### [AIM OF THE TASK]
From the entries below, extract every line that includes the word "ایمان".

### [DATASET ENTRIES]

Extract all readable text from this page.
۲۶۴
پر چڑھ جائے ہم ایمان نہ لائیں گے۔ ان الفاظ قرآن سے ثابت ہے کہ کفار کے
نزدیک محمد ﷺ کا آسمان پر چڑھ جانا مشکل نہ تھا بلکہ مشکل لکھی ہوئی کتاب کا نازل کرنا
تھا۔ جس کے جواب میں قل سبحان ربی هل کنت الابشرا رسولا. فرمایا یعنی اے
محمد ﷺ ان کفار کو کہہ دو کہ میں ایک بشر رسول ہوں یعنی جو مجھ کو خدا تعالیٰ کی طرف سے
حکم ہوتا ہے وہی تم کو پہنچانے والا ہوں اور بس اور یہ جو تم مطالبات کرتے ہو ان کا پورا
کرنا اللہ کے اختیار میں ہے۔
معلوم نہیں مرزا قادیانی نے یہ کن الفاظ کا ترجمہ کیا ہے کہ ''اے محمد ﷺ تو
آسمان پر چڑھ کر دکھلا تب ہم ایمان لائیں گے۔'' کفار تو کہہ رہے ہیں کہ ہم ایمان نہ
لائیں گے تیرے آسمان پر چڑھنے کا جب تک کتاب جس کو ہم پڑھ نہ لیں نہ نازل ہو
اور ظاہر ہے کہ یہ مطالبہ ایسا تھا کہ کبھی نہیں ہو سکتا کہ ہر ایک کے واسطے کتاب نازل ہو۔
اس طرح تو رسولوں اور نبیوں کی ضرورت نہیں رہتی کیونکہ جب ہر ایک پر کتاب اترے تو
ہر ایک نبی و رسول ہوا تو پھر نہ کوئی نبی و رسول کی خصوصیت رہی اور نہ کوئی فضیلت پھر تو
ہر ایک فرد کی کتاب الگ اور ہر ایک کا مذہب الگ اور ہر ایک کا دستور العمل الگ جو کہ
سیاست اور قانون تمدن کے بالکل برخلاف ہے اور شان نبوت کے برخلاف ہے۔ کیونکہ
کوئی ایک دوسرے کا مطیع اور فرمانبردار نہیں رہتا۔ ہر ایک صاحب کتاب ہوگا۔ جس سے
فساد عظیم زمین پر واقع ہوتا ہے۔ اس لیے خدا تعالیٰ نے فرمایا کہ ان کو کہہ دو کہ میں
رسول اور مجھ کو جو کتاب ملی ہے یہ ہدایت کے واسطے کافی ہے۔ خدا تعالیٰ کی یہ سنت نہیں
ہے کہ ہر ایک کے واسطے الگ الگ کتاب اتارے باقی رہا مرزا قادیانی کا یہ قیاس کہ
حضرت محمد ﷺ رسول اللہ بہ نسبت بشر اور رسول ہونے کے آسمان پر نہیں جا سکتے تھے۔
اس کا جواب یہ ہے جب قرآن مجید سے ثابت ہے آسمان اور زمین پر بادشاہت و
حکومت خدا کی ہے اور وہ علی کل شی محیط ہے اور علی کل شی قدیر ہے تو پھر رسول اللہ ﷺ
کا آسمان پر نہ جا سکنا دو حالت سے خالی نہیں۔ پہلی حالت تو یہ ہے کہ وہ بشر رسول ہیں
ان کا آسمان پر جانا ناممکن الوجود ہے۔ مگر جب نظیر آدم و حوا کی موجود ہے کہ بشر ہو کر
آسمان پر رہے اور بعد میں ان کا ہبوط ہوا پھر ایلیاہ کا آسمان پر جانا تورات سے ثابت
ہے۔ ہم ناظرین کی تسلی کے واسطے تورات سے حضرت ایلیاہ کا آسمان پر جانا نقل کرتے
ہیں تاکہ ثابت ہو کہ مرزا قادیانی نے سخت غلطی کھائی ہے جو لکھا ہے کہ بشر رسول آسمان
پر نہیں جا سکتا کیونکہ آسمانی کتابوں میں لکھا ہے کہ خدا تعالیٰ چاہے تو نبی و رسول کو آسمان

### [RESPONSE]
پر چڑھ جائے ہم ایمان نہ لائیں گے۔ ان الفاظ قرآن سے ثابت ہے کہ کفار کے
آسمان پر چڑھ کر دکھلا تب ہم ایمان لائیں گے۔'' کفار تو کہہ رہے ہیں کہ ہم ایمان نہ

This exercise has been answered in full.